Please continue the review of gaming websites, picking up right after its last line.

**TEXT PASSAGE**

-------

EW Staff
March 03, 2000 AT 05:00 AM EST

The Sims Resource (sims.xtremesimz.com)
SimCity creator Will Wright’s latest masterpiece, The Sims, is an instant hit, and fan sites dedicated to the quirky people simulator are sprouting up faster than lame dot-com commercials. Need to stock your neighborhood with celebrity Sims? This site offers an eclectic hodgepodge of TV and movie characters, including Darth Maul, Homer Simpson, Tony Soprano, and, uh, Judy Garland. There’s also furniture, wall murals, and other goodies available for download. You can even acquire entire houses, including a 26,000-square-foot mansion. You’ll have to design your own Robin Leach Sim if you want a tour, though. A

importgaming.com (www.importgaming.com)

-------

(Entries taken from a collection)
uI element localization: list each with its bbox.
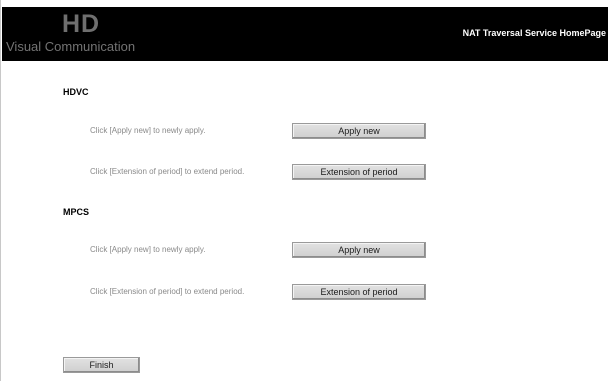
mpcs-apply-new-button[interactable]: Apply new xyxy=(292,242,426,258)
finish-button[interactable]: Finish xyxy=(63,357,140,373)
instruction-hdvc-apply-new: Click [Apply new] to newly apply. xyxy=(90,126,206,135)
hdvc-extension-of-period-button[interactable]: Extension of period xyxy=(292,164,426,180)
logo-tagline: Visual Communication xyxy=(6,39,136,54)
hdvc-apply-new-button[interactable]: Apply new xyxy=(292,123,426,139)
page-frame: HD Visual Communication NAT Traversal Se… xyxy=(0,0,608,381)
hd-logo: HD xyxy=(62,10,101,38)
header-banner: HD Visual Communication NAT Traversal Se… xyxy=(2,7,608,61)
instruction-mpcs-extension: Click [Extension of period] to extend pe… xyxy=(90,287,245,296)
section-heading-hdvc: HDVC xyxy=(63,87,89,97)
mpcs-extension-of-period-button[interactable]: Extension of period xyxy=(292,284,426,300)
page-title: NAT Traversal Service HomePage xyxy=(462,28,606,38)
section-heading-mpcs: MPCS xyxy=(63,207,90,217)
instruction-mpcs-apply-new: Click [Apply new] to newly apply. xyxy=(90,245,206,254)
instruction-hdvc-extension: Click [Extension of period] to extend pe… xyxy=(90,167,245,176)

-------

**TASK OUTPUT**
A painful reality for American console addicts is that their Japanese counterparts get dibs on some of the niftiest videogames long before they do. Even worse, some worthy games never get officially released here. The result is a thriving U.S. niche market for made-in-Japan titles. But while plenty of e-tailers sell Japanese-bred games, sites such as this are a rarer breed. Here, impatient button mashers can find loads of news and reviews of Samurai Spirits 2, Dance Dance Revolution, and other hits that are hot in the Land of the Rising Sun. Be sure to pay special attention to each review’s importability blurb, which warns non-Japanese-reading and -speaking players whether they’ll need a Berlitz crash course to find their way around a game. B

Independent Games Festival 2000 (www.gdconf.com/indiegames)
Think Sundance with less glitz and more geeks. The IGF, held in San Jose, Calif., during the annual Game Developers Conference in March, is a competition for indie game programmers who want to show off their work and shop for deep-pocketed publishers. The competition’s official site could offer more in-depth info, but you can still keep track of entries and preview the games themselves. Who knows? An indie like Moonshine Runners could turn out to be the game equivalent of The Blair Witch Project. Just think: You played it when! B

South Park Games (www.spgames.com)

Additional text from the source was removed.